Material provided
━━━━━━━━━━━━━━━━━━━━

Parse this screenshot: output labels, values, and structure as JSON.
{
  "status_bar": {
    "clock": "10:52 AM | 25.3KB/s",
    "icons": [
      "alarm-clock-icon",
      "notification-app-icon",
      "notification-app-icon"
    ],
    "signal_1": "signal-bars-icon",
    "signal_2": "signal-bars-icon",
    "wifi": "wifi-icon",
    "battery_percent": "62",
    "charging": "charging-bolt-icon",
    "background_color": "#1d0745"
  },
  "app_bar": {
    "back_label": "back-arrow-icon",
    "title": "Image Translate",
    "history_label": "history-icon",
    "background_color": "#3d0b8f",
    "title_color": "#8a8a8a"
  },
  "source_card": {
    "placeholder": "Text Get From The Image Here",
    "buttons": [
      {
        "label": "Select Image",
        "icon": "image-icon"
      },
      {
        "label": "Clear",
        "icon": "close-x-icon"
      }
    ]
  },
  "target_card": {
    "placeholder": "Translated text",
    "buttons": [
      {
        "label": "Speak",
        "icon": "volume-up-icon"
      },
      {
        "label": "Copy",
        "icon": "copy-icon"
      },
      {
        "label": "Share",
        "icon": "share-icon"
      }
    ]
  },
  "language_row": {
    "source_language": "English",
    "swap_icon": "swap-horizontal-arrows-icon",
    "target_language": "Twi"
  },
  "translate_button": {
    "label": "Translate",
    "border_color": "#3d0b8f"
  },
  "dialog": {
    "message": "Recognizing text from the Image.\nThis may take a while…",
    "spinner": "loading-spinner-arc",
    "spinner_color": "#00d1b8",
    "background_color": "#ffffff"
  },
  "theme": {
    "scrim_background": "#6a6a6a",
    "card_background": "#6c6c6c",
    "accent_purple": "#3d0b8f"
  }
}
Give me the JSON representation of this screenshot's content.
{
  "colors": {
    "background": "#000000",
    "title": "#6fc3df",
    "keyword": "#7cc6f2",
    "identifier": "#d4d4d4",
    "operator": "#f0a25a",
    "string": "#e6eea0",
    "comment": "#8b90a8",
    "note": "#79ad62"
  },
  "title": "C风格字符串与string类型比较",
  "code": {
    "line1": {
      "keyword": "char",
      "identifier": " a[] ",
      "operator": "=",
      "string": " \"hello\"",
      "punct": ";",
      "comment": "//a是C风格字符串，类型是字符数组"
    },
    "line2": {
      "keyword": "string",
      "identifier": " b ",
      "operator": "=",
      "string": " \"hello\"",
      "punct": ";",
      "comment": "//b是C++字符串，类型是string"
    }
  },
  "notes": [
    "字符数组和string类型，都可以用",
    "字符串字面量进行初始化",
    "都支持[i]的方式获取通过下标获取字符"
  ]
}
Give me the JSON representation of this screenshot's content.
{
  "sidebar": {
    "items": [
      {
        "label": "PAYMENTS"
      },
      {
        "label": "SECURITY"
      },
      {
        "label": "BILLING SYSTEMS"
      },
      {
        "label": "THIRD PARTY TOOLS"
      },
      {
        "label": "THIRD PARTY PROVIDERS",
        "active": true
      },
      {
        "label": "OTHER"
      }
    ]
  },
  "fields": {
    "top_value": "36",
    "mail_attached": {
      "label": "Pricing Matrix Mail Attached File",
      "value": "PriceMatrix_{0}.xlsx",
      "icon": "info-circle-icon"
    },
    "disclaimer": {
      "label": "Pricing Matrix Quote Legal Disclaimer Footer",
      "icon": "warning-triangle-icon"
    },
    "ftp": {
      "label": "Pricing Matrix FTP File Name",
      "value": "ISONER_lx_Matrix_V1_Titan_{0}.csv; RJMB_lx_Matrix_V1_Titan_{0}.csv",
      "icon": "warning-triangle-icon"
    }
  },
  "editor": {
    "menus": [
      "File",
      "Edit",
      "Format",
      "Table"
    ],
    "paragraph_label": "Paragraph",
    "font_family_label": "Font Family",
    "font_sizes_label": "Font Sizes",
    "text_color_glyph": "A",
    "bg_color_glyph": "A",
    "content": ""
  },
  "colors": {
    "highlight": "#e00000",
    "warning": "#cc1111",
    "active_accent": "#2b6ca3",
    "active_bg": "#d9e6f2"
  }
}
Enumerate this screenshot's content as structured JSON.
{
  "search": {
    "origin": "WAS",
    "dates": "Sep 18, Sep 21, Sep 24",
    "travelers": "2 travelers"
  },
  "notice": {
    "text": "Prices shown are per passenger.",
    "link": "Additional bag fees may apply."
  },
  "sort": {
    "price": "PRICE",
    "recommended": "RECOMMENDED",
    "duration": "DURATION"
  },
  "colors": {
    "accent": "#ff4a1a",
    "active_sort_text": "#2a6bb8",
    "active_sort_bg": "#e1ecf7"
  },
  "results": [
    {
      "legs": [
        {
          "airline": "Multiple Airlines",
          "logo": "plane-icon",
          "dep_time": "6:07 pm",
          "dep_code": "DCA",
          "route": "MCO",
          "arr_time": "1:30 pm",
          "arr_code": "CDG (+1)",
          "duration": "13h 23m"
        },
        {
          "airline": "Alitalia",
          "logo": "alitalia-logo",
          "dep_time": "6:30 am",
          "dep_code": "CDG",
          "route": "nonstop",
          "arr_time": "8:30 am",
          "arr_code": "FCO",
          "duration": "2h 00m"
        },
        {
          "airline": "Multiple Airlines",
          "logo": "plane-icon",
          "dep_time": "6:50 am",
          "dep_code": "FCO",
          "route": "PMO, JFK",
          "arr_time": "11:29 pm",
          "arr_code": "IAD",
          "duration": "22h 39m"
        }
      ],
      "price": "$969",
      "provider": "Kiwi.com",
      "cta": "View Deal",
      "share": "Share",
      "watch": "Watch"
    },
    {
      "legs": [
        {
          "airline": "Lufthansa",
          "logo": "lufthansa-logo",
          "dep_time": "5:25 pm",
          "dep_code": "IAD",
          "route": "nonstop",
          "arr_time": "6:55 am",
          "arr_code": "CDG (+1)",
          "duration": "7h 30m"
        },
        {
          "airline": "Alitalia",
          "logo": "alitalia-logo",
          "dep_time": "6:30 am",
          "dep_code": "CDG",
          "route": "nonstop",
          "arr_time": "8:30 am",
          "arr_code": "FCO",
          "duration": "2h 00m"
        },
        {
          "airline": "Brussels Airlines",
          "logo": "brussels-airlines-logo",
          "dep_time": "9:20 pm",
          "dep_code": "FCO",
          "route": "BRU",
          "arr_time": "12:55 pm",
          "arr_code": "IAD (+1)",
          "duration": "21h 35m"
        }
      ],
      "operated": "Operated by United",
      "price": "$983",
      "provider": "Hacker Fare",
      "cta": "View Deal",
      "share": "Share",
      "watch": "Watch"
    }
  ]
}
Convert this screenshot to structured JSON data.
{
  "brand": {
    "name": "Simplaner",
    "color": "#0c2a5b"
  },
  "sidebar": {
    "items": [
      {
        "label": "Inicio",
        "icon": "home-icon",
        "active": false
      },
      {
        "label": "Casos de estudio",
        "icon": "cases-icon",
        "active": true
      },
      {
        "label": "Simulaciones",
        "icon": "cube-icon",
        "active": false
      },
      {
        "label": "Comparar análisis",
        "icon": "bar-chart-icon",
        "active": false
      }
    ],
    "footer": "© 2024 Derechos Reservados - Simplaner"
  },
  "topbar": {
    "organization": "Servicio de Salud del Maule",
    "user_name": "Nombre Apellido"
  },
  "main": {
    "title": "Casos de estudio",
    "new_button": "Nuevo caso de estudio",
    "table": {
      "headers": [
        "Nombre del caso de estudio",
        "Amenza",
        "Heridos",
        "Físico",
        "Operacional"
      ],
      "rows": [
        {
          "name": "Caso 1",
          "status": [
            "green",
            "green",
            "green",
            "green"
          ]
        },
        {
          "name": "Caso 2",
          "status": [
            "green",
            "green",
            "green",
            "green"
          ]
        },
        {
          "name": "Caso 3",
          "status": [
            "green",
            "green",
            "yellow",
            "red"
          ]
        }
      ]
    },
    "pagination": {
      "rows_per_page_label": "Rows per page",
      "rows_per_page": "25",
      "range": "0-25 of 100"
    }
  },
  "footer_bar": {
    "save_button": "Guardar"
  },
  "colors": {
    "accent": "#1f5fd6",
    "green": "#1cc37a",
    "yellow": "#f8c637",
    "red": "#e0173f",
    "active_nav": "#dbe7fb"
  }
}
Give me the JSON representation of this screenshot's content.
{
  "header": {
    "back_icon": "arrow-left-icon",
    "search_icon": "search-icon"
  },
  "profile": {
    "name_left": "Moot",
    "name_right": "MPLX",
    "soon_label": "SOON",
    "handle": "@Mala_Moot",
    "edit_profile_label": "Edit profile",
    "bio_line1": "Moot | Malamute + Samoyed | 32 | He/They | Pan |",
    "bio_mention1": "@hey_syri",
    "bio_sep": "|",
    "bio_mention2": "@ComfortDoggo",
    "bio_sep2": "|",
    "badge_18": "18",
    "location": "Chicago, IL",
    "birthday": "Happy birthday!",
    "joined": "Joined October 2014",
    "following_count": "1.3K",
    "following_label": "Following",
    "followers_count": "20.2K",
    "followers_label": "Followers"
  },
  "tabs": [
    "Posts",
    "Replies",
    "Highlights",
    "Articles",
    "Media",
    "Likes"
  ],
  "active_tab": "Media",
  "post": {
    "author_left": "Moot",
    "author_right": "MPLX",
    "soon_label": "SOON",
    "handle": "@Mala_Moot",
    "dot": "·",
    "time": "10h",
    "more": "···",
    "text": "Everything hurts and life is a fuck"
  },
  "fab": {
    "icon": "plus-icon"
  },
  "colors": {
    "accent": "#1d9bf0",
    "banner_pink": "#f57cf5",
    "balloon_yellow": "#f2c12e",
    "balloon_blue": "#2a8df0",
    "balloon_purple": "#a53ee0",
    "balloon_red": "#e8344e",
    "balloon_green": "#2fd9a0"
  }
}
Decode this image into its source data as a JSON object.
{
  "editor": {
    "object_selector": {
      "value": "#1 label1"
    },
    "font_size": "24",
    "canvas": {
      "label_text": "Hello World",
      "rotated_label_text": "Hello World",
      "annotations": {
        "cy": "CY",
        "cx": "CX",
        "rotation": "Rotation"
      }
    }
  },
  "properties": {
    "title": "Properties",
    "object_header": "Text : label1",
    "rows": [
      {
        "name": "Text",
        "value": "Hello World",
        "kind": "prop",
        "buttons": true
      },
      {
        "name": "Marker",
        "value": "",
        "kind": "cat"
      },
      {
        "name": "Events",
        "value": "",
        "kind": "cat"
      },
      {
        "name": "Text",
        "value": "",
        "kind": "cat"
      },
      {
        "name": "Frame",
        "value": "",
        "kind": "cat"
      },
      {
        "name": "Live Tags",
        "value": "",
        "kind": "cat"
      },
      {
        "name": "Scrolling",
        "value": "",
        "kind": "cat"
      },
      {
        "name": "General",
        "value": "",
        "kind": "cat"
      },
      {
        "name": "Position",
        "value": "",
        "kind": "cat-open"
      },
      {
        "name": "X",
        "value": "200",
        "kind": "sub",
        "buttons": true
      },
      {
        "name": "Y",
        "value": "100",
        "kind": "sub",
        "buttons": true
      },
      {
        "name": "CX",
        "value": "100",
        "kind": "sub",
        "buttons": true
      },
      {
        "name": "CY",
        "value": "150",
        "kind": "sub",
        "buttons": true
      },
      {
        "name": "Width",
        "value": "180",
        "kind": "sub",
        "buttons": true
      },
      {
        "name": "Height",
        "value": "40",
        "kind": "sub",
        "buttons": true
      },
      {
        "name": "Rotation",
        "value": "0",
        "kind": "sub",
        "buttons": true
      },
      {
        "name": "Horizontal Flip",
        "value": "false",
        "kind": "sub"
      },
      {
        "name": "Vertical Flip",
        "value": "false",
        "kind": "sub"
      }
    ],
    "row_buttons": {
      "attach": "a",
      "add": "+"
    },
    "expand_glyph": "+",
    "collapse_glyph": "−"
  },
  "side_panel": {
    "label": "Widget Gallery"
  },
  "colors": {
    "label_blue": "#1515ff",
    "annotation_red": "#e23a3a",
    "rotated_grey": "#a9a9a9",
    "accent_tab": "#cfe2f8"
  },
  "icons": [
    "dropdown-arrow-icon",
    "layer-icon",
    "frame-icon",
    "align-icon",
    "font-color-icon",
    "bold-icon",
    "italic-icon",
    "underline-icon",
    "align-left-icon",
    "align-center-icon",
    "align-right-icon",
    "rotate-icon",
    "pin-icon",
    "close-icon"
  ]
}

━━━━━━━━━━━━━━━━━━━━

What is needed
Go through the material line by line. Show each line that contains the string "keyword".

Completed task
    "keyword": "#7cc6f2",
      "keyword": "char",
      "keyword": "string",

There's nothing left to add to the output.